Begin Material to process

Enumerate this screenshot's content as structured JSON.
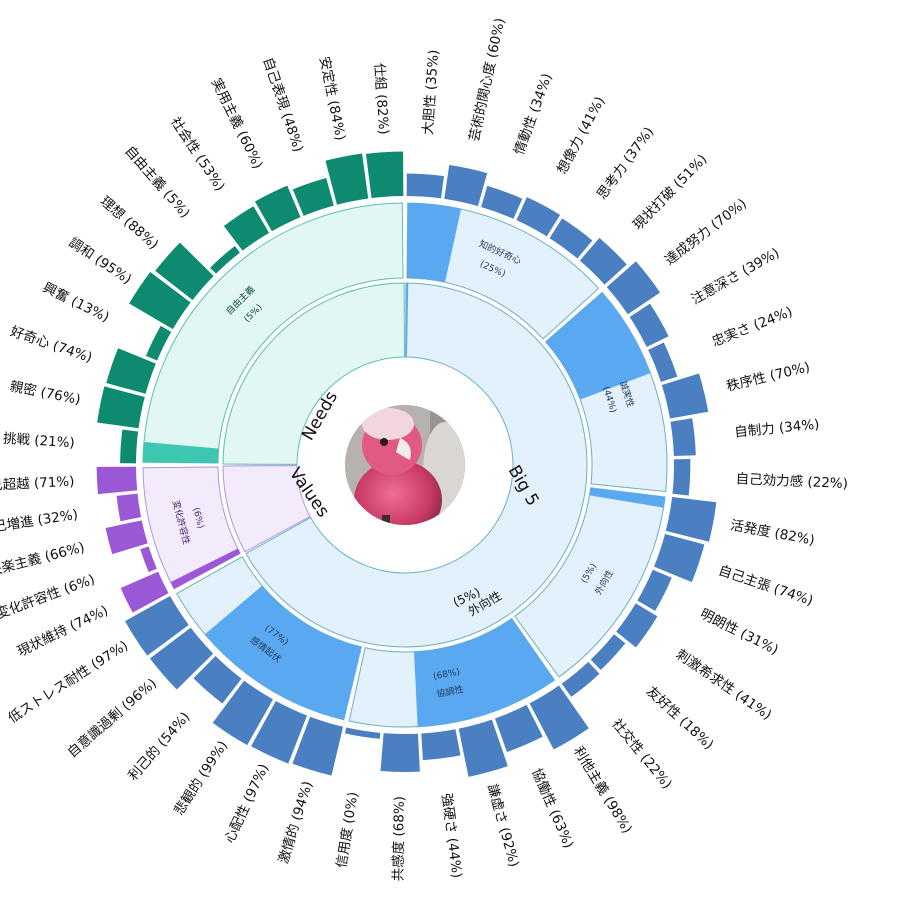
{
  "chart_data": {
    "type": "sunburst",
    "center_image": "pink-cockatoo-photo",
    "colors": {
      "big5_trait": "#4a7fc1",
      "big5_facet_fill": "#5aa8f0",
      "big5_facet_bg": "#e3f1fc",
      "big5_inner_bg": "#e8f3fc",
      "needs": "#0d8a70",
      "needs_fill": "#3cc7b0",
      "needs_bg": "#e2f7f3",
      "values": "#9a58d6",
      "values_bg": "#f3eafc",
      "stroke_blue": "#6ab0c8",
      "stroke_green": "#58c0b0",
      "stroke_purple": "#b890e0"
    },
    "rings": [
      {
        "key": "big5",
        "label": "Big 5",
        "start": 0,
        "end": 241.2
      },
      {
        "key": "values",
        "label": "Values",
        "start": 241.2,
        "end": 270.0
      },
      {
        "key": "needs",
        "label": "Needs",
        "start": 270.0,
        "end": 360.0
      }
    ],
    "big5_core": {
      "label": "外向性",
      "value": "(5%)",
      "fill": 0.05
    },
    "facets": [
      {
        "ring": "big5",
        "label": "知的好奇心",
        "value": "(25%)",
        "fill": 0.25
      },
      {
        "ring": "big5",
        "label": "誠実性",
        "value": "(44%)",
        "fill": 0.44
      },
      {
        "ring": "big5",
        "label": "外向性",
        "value": "(5%)",
        "fill": 0.05
      },
      {
        "ring": "big5",
        "label": "協調性",
        "value": "(68%)",
        "fill": 0.68
      },
      {
        "ring": "big5",
        "label": "感情起伏",
        "value": "(77%)",
        "fill": 0.77
      },
      {
        "ring": "values",
        "label": "変化許容性",
        "value": "(6%)",
        "fill": 0.06
      },
      {
        "ring": "needs",
        "label": "自由主義",
        "value": "(5%)",
        "fill": 0.05
      }
    ],
    "traits": [
      {
        "ring": "big5",
        "group": 0,
        "name": "大胆性",
        "value": 35
      },
      {
        "ring": "big5",
        "group": 0,
        "name": "芸術的関心度",
        "value": 60
      },
      {
        "ring": "big5",
        "group": 0,
        "name": "情動性",
        "value": 34
      },
      {
        "ring": "big5",
        "group": 0,
        "name": "想像力",
        "value": 41
      },
      {
        "ring": "big5",
        "group": 0,
        "name": "思考力",
        "value": 37
      },
      {
        "ring": "big5",
        "group": 0,
        "name": "現状打破",
        "value": 51
      },
      {
        "ring": "big5",
        "group": 1,
        "name": "達成努力",
        "value": 70
      },
      {
        "ring": "big5",
        "group": 1,
        "name": "注意深さ",
        "value": 39
      },
      {
        "ring": "big5",
        "group": 1,
        "name": "忠実さ",
        "value": 24
      },
      {
        "ring": "big5",
        "group": 1,
        "name": "秩序性",
        "value": 70
      },
      {
        "ring": "big5",
        "group": 1,
        "name": "自制力",
        "value": 34
      },
      {
        "ring": "big5",
        "group": 1,
        "name": "自己効力感",
        "value": 22
      },
      {
        "ring": "big5",
        "group": 2,
        "name": "活発度",
        "value": 82
      },
      {
        "ring": "big5",
        "group": 2,
        "name": "自己主張",
        "value": 74
      },
      {
        "ring": "big5",
        "group": 2,
        "name": "明朗性",
        "value": 31
      },
      {
        "ring": "big5",
        "group": 2,
        "name": "刺激希求性",
        "value": 41
      },
      {
        "ring": "big5",
        "group": 2,
        "name": "友好性",
        "value": 18
      },
      {
        "ring": "big5",
        "group": 2,
        "name": "社交性",
        "value": 22
      },
      {
        "ring": "big5",
        "group": 3,
        "name": "利他主義",
        "value": 98
      },
      {
        "ring": "big5",
        "group": 3,
        "name": "協働性",
        "value": 63
      },
      {
        "ring": "big5",
        "group": 3,
        "name": "謙虚さ",
        "value": 92
      },
      {
        "ring": "big5",
        "group": 3,
        "name": "強硬さ",
        "value": 44
      },
      {
        "ring": "big5",
        "group": 3,
        "name": "共感度",
        "value": 68
      },
      {
        "ring": "big5",
        "group": 3,
        "name": "信用度",
        "value": 0
      },
      {
        "ring": "big5",
        "group": 4,
        "name": "激情的",
        "value": 94
      },
      {
        "ring": "big5",
        "group": 4,
        "name": "心配性",
        "value": 97
      },
      {
        "ring": "big5",
        "group": 4,
        "name": "悲観的",
        "value": 99
      },
      {
        "ring": "big5",
        "group": 4,
        "name": "利己的",
        "value": 54
      },
      {
        "ring": "big5",
        "group": 4,
        "name": "自意識過剰",
        "value": 96
      },
      {
        "ring": "big5",
        "group": 4,
        "name": "低ストレス耐性",
        "value": 97
      },
      {
        "ring": "values",
        "group": 5,
        "name": "現状維持",
        "value": 74
      },
      {
        "ring": "values",
        "group": 5,
        "name": "変化許容性",
        "value": 6
      },
      {
        "ring": "values",
        "group": 5,
        "name": "快楽主義",
        "value": 66
      },
      {
        "ring": "values",
        "group": 5,
        "name": "自己増進",
        "value": 32
      },
      {
        "ring": "values",
        "group": 5,
        "name": "自己超越",
        "value": 71
      },
      {
        "ring": "needs",
        "group": 6,
        "name": "挑戦",
        "value": 21
      },
      {
        "ring": "needs",
        "group": 6,
        "name": "親密",
        "value": 76
      },
      {
        "ring": "needs",
        "group": 6,
        "name": "好奇心",
        "value": 74
      },
      {
        "ring": "needs",
        "group": 6,
        "name": "興奮",
        "value": 13
      },
      {
        "ring": "needs",
        "group": 6,
        "name": "調和",
        "value": 95
      },
      {
        "ring": "needs",
        "group": 6,
        "name": "理想",
        "value": 88
      },
      {
        "ring": "needs",
        "group": 6,
        "name": "自由主義",
        "value": 5
      },
      {
        "ring": "needs",
        "group": 6,
        "name": "社会性",
        "value": 53
      },
      {
        "ring": "needs",
        "group": 6,
        "name": "実用主義",
        "value": 60
      },
      {
        "ring": "needs",
        "group": 6,
        "name": "自己表現",
        "value": 48
      },
      {
        "ring": "needs",
        "group": 6,
        "name": "安定性",
        "value": 84
      },
      {
        "ring": "needs",
        "group": 6,
        "name": "仕組",
        "value": 82
      }
    ]
  }
}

End Material to process

Work to be completed » The entries above should be reproduced exactly, without their pictures.

Correct output »
Enumerate this screenshot's content as structured JSON.
{
  "chart_data": {
    "type": "sunburst",
    "center_image": "pink-cockatoo-photo",
    "colors": {
      "big5_trait": "#4a7fc1",
      "big5_facet_fill": "#5aa8f0",
      "big5_facet_bg": "#e3f1fc",
      "big5_inner_bg": "#e8f3fc",
      "needs": "#0d8a70",
      "needs_fill": "#3cc7b0",
      "needs_bg": "#e2f7f3",
      "values": "#9a58d6",
      "values_bg": "#f3eafc",
      "stroke_blue": "#6ab0c8",
      "stroke_green": "#58c0b0",
      "stroke_purple": "#b890e0"
    },
    "rings": [
      {
        "key": "big5",
        "label": "Big 5",
        "start": 0,
        "end": 241.2
      },
      {
        "key": "values",
        "label": "Values",
        "start": 241.2,
        "end": 270.0
      },
      {
        "key": "needs",
        "label": "Needs",
        "start": 270.0,
        "end": 360.0
      }
    ],
    "big5_core": {
      "label": "外向性",
      "value": "(5%)",
      "fill": 0.05
    },
    "facets": [
      {
        "ring": "big5",
        "label": "知的好奇心",
        "value": "(25%)",
        "fill": 0.25
      },
      {
        "ring": "big5",
        "label": "誠実性",
        "value": "(44%)",
        "fill": 0.44
      },
      {
        "ring": "big5",
        "label": "外向性",
        "value": "(5%)",
        "fill": 0.05
      },
      {
        "ring": "big5",
        "label": "協調性",
        "value": "(68%)",
        "fill": 0.68
      },
      {
        "ring": "big5",
        "label": "感情起伏",
        "value": "(77%)",
        "fill": 0.77
      },
      {
        "ring": "values",
        "label": "変化許容性",
        "value": "(6%)",
        "fill": 0.06
      },
      {
        "ring": "needs",
        "label": "自由主義",
        "value": "(5%)",
        "fill": 0.05
      }
    ],
    "traits": [
      {
        "ring": "big5",
        "group": 0,
        "name": "大胆性",
        "value": 35
      },
      {
        "ring": "big5",
        "group": 0,
        "name": "芸術的関心度",
        "value": 60
      },
      {
        "ring": "big5",
        "group": 0,
        "name": "情動性",
        "value": 34
      },
      {
        "ring": "big5",
        "group": 0,
        "name": "想像力",
        "value": 41
      },
      {
        "ring": "big5",
        "group": 0,
        "name": "思考力",
        "value": 37
      },
      {
        "ring": "big5",
        "group": 0,
        "name": "現状打破",
        "value": 51
      },
      {
        "ring": "big5",
        "group": 1,
        "name": "達成努力",
        "value": 70
      },
      {
        "ring": "big5",
        "group": 1,
        "name": "注意深さ",
        "value": 39
      },
      {
        "ring": "big5",
        "group": 1,
        "name": "忠実さ",
        "value": 24
      },
      {
        "ring": "big5",
        "group": 1,
        "name": "秩序性",
        "value": 70
      },
      {
        "ring": "big5",
        "group": 1,
        "name": "自制力",
        "value": 34
      },
      {
        "ring": "big5",
        "group": 1,
        "name": "自己効力感",
        "value": 22
      },
      {
        "ring": "big5",
        "group": 2,
        "name": "活発度",
        "value": 82
      },
      {
        "ring": "big5",
        "group": 2,
        "name": "自己主張",
        "value": 74
      },
      {
        "ring": "big5",
        "group": 2,
        "name": "明朗性",
        "value": 31
      },
      {
        "ring": "big5",
        "group": 2,
        "name": "刺激希求性",
        "value": 41
      },
      {
        "ring": "big5",
        "group": 2,
        "name": "友好性",
        "value": 18
      },
      {
        "ring": "big5",
        "group": 2,
        "name": "社交性",
        "value": 22
      },
      {
        "ring": "big5",
        "group": 3,
        "name": "利他主義",
        "value": 98
      },
      {
        "ring": "big5",
        "group": 3,
        "name": "協働性",
        "value": 63
      },
      {
        "ring": "big5",
        "group": 3,
        "name": "謙虚さ",
        "value": 92
      },
      {
        "ring": "big5",
        "group": 3,
        "name": "強硬さ",
        "value": 44
      },
      {
        "ring": "big5",
        "group": 3,
        "name": "共感度",
        "value": 68
      },
      {
        "ring": "big5",
        "group": 3,
        "name": "信用度",
        "value": 0
      },
      {
        "ring": "big5",
        "group": 4,
        "name": "激情的",
        "value": 94
      },
      {
        "ring": "big5",
        "group": 4,
        "name": "心配性",
        "value": 97
      },
      {
        "ring": "big5",
        "group": 4,
        "name": "悲観的",
        "value": 99
      },
      {
        "ring": "big5",
        "group": 4,
        "name": "利己的",
        "value": 54
      },
      {
        "ring": "big5",
        "group": 4,
        "name": "自意識過剰",
        "value": 96
      },
      {
        "ring": "big5",
        "group": 4,
        "name": "低ストレス耐性",
        "value": 97
      },
      {
        "ring": "values",
        "group": 5,
        "name": "現状維持",
        "value": 74
      },
      {
        "ring": "values",
        "group": 5,
        "name": "変化許容性",
        "value": 6
      },
      {
        "ring": "values",
        "group": 5,
        "name": "快楽主義",
        "value": 66
      },
      {
        "ring": "values",
        "group": 5,
        "name": "自己増進",
        "value": 32
      },
      {
        "ring": "values",
        "group": 5,
        "name": "自己超越",
        "value": 71
      },
      {
        "ring": "needs",
        "group": 6,
        "name": "挑戦",
        "value": 21
      },
      {
        "ring": "needs",
        "group": 6,
        "name": "親密",
        "value": 76
      },
      {
        "ring": "needs",
        "group": 6,
        "name": "好奇心",
        "value": 74
      },
      {
        "ring": "needs",
        "group": 6,
        "name": "興奮",
        "value": 13
      },
      {
        "ring": "needs",
        "group": 6,
        "name": "調和",
        "value": 95
      },
      {
        "ring": "needs",
        "group": 6,
        "name": "理想",
        "value": 88
      },
      {
        "ring": "needs",
        "group": 6,
        "name": "自由主義",
        "value": 5
      },
      {
        "ring": "needs",
        "group": 6,
        "name": "社会性",
        "value": 53
      },
      {
        "ring": "needs",
        "group": 6,
        "name": "実用主義",
        "value": 60
      },
      {
        "ring": "needs",
        "group": 6,
        "name": "自己表現",
        "value": 48
      },
      {
        "ring": "needs",
        "group": 6,
        "name": "安定性",
        "value": 84
      },
      {
        "ring": "needs",
        "group": 6,
        "name": "仕組",
        "value": 82
      }
    ]
  }
}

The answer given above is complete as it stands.